In the state where the top cover 4 is in the open posture, the tip of each LED unit 5 is adjacent to the top cover 4 and is disposed at the adjacent position facing toward a side of the rotatable shaft 15 (refer to FIG. 1).

4. LED Unit

FIG. 10 is a perspective view showing the LED unit 5. The LED unit 5 includes an LED head 49, two holders 48 for holding the LED head 49, and a connecting member 47 for connecting the holders 48.

The LED head 49 is formed in an approximately inverted triangle shape in side view extending in the width direction. In addition, the LED head 49 is formed by unitizing an LED array (not shown) arrayed linearly along the main-scanning direction (width direction) and a SELFOC lens array (not shown). A bottom surface of the LED head 49 is configured as an exposure surface from which light is emitted.

Each holder 48 is formed in an approximately rectangular shape in side view extending in a direction perpendicular to the longitudinal direction of the LED unit 49. In addition, the LED head 49 is held between one ends of the holders 48.

The connecting member 47 is formed in a rod shape extending in the width direction and is disposed between the other ends of the holders 48. Swinging bosses 50 protruding outward in the width direction are formed at both ends of the connecting member 47 in the width direction. As shown in FIG. 3, since the swinging boss 50 is inserted in the LED support hole 29 of each cover side plate 24, the LED unit 5 is supported to be swingable with respect to the cover side plate 24(top cover 4).

As shown in FIG. 10, an arm portion 51 protruding upward to the rear side is formed on a right end surface of the connecting member 47. A displacement boss 52 protruding outward in the width direction is formed on a protruding end of the arm portion 51. The displacement boss 52 is swingably supported on a movable member 53, which will be described later.

5. Movable Member

FIG. 11 is a perspective view showing the cover side plate 24 and the movable member 53 when the top cover 4 is in the closed posture. FIG. 12 is a perspective view showing the cover side plate 24 and the movable member 53 when the top cover 4 is in the open posture. FIG. 13 is a side view showing the movable member 53 and the LED unit 5 when the top cover 4 is in the closed posture. FIG. 14 is a side view showing the movable member 53 and the LED unit 5 when the top cover 4 is disposed at the second angle position rotated by the second angle from the closed posture.

FIG. 15 is a side view showing the movable member 53 and the LED unit 5 when the top cover 4 is disposed at the first angle position rotated by the first angle from the closed posture. FIG. 16 is a side view showing the movable member 53 and the LED unit 5 when the top cover 4 is in the open posture. FIG. 17 is a side view showing the movable member 53 and the LED unit 5 when the top cover 4 is disposed at a third angle position rotated by a third angle from the closed posture, from the state of FIG. 16. FIG. 18 is a back view showing the positional relationship between the locking member 59 and the operation member 23. FIG. 19 is a perspective view showing the locking member 59.

────────────────────

Written request 1
Write out the part of the LED unit passage that begins at the words "4. LED Unit" and ends after the words "one ends of the holders 48.", copying it word for word.
The LED unit passage and the records are separate, unrelated material.

Data listing
────────────────────

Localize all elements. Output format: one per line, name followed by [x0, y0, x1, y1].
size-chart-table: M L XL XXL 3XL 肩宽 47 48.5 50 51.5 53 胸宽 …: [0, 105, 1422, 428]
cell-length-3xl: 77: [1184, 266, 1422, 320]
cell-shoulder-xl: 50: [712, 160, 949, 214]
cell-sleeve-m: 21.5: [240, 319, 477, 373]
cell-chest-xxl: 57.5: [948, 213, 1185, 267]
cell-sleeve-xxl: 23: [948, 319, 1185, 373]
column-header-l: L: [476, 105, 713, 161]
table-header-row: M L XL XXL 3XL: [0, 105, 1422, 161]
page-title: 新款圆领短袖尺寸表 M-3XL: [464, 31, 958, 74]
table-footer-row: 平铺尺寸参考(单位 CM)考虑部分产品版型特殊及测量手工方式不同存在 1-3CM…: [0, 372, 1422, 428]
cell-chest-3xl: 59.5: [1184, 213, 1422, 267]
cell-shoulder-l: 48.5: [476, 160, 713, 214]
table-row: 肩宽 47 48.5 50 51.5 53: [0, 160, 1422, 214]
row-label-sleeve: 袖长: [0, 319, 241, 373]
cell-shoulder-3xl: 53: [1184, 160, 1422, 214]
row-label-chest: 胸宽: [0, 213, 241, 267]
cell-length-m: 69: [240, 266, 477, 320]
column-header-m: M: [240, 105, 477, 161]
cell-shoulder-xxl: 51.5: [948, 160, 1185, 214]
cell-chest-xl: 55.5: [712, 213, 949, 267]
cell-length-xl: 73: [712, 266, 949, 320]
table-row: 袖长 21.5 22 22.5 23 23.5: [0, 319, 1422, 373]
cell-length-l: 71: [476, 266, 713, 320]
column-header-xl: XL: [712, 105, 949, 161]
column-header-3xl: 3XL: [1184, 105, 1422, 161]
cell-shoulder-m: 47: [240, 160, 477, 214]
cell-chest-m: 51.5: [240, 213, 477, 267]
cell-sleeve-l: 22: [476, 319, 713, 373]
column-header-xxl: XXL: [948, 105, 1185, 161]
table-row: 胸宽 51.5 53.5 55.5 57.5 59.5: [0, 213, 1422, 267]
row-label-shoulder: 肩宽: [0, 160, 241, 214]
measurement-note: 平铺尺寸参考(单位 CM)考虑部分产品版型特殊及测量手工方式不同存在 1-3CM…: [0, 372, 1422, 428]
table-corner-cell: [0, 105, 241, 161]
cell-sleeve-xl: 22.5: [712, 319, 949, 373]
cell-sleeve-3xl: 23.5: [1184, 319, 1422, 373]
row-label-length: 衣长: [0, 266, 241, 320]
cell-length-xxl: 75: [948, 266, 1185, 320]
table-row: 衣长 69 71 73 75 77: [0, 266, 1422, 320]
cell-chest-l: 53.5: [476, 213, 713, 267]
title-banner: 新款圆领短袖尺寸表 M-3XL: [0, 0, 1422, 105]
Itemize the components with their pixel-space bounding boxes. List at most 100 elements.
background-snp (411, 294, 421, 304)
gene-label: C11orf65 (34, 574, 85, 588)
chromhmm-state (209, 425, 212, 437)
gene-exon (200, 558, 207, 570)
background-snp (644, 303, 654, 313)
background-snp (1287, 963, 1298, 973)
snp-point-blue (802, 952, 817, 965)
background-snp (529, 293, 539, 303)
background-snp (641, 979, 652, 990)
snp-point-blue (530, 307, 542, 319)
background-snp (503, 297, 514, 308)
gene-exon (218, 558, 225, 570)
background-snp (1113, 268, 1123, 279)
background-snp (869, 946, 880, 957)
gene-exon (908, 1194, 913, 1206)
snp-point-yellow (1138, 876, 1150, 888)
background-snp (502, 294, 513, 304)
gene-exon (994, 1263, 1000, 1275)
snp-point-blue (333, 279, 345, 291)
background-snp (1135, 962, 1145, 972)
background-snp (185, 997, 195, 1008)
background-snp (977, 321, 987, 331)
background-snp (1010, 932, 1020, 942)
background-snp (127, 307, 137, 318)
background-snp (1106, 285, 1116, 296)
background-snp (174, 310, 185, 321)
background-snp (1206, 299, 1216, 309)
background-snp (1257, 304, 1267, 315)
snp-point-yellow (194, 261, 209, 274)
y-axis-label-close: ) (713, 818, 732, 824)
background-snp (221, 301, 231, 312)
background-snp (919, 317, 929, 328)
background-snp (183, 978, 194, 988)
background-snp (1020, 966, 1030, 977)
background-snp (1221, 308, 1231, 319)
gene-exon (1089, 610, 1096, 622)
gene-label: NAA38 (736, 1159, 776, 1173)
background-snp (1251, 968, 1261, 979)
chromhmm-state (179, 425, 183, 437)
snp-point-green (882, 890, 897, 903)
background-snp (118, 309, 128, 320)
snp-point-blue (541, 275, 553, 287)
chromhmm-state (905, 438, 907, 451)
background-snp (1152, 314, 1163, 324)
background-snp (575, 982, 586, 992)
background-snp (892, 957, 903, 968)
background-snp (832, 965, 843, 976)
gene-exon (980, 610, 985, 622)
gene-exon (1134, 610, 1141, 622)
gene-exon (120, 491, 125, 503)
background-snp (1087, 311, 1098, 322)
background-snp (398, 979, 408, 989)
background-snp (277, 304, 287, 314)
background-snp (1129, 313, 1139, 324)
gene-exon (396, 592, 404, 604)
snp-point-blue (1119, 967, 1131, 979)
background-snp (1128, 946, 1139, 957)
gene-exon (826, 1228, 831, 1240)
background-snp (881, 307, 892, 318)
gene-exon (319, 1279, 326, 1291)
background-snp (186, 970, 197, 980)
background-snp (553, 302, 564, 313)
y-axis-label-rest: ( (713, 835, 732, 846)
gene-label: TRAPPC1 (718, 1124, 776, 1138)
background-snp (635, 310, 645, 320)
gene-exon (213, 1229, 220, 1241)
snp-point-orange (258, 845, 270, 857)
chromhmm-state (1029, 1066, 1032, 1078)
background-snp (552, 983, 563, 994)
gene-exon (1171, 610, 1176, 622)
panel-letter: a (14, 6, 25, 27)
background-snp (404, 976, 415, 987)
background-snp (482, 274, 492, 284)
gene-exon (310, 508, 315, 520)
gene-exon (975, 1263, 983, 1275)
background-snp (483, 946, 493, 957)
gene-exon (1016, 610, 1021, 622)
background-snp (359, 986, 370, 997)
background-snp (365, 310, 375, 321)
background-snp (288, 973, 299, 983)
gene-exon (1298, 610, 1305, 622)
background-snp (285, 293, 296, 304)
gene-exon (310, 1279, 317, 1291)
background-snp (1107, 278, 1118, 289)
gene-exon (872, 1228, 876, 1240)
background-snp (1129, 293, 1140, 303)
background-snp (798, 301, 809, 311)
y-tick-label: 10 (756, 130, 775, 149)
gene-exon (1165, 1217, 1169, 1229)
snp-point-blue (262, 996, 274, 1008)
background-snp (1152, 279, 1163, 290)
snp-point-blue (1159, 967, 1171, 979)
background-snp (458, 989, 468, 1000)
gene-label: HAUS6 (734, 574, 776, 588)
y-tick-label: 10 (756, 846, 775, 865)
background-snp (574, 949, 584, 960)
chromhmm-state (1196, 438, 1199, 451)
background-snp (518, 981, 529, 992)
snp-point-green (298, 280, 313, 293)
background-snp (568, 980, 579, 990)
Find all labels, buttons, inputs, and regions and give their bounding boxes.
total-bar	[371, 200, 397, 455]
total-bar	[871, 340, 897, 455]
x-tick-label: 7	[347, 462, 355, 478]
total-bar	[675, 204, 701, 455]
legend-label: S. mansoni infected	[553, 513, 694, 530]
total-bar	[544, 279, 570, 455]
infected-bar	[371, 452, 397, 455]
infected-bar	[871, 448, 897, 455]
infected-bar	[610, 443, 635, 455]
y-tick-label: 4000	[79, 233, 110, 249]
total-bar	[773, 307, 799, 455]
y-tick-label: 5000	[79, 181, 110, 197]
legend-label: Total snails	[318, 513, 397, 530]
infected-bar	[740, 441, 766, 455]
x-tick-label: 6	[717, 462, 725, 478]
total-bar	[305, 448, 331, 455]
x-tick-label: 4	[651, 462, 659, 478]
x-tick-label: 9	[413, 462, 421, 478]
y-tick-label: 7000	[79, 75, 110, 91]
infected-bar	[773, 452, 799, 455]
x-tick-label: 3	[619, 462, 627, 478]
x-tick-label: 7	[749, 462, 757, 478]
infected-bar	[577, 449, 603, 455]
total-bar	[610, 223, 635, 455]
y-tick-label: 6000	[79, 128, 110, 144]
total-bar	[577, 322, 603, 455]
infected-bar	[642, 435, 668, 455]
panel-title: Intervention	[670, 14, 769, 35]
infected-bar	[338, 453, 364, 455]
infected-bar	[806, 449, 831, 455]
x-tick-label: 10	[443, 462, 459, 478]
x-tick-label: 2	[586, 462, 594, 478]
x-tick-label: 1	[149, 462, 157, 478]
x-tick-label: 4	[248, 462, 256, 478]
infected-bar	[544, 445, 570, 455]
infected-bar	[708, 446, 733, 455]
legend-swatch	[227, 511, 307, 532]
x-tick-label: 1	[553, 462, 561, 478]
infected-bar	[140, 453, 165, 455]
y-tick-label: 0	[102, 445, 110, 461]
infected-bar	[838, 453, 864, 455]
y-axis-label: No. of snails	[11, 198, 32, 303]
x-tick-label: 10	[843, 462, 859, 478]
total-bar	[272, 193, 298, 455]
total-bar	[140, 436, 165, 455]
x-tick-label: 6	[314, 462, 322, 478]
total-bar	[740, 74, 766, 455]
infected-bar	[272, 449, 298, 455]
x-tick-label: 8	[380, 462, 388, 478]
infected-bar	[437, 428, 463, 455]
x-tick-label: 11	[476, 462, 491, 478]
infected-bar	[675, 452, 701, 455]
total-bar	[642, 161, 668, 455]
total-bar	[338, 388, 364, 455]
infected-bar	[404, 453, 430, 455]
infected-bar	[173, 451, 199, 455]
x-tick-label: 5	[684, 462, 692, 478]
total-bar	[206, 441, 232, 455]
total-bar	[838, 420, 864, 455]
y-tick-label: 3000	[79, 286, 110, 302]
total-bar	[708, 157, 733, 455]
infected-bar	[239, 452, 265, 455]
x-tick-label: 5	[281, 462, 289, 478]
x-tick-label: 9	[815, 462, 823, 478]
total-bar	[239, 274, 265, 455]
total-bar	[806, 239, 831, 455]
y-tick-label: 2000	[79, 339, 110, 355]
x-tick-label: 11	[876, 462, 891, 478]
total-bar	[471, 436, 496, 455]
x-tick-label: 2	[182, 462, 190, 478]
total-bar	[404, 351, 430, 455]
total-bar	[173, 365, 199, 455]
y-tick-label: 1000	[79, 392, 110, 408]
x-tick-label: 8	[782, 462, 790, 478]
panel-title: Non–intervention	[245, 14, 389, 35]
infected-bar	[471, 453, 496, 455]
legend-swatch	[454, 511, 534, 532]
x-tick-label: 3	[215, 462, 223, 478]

────────────────────

Written request 2
Extract the lines of the records from the first line of the records through the line that contains "table-row: 肩宽 47", including both of those lines. Repeat them exactly and give only those lines.

Exercise output 1
4. LED Unit

FIG. 10 is a perspective view showing the LED unit 5. The LED unit 5 includes an LED head 49, two holders 48 for holding the LED head 49, and a connecting member 47 for connecting the holders 48.

The LED head 49 is formed in an approximately inverted triangle shape in side view extending in the width direction. In addition, the LED head 49 is formed by unitizing an LED array (not shown) arrayed linearly along the main-scanning direction (width direction) and a SELFOC lens array (not shown). A bottom surface of the LED head 49 is configured as an exposure surface from which light is emitted.

Each holder 48 is formed in an approximately rectangular shape in side view extending in a direction perpendicular to the longitudinal direction of the LED unit 49. In addition, the LED head 49 is held between one ends of the holders 48.

Exercise output 2
Localize all elements. Output format: one per line, name followed by [x0, y0, x1, y1].
size-chart-table: M L XL XXL 3XL 肩宽 47 48.5 50 51.5 53 胸宽 …: [0, 105, 1422, 428]
cell-length-3xl: 77: [1184, 266, 1422, 320]
cell-shoulder-xl: 50: [712, 160, 949, 214]
cell-sleeve-m: 21.5: [240, 319, 477, 373]
cell-chest-xxl: 57.5: [948, 213, 1185, 267]
cell-sleeve-xxl: 23: [948, 319, 1185, 373]
column-header-l: L: [476, 105, 713, 161]
table-header-row: M L XL XXL 3XL: [0, 105, 1422, 161]
page-title: 新款圆领短袖尺寸表 M-3XL: [464, 31, 958, 74]
table-footer-row: 平铺尺寸参考(单位 CM)考虑部分产品版型特殊及测量手工方式不同存在 1-3CM…: [0, 372, 1422, 428]
cell-chest-3xl: 59.5: [1184, 213, 1422, 267]
cell-shoulder-l: 48.5: [476, 160, 713, 214]
table-row: 肩宽 47 48.5 50 51.5 53: [0, 160, 1422, 214]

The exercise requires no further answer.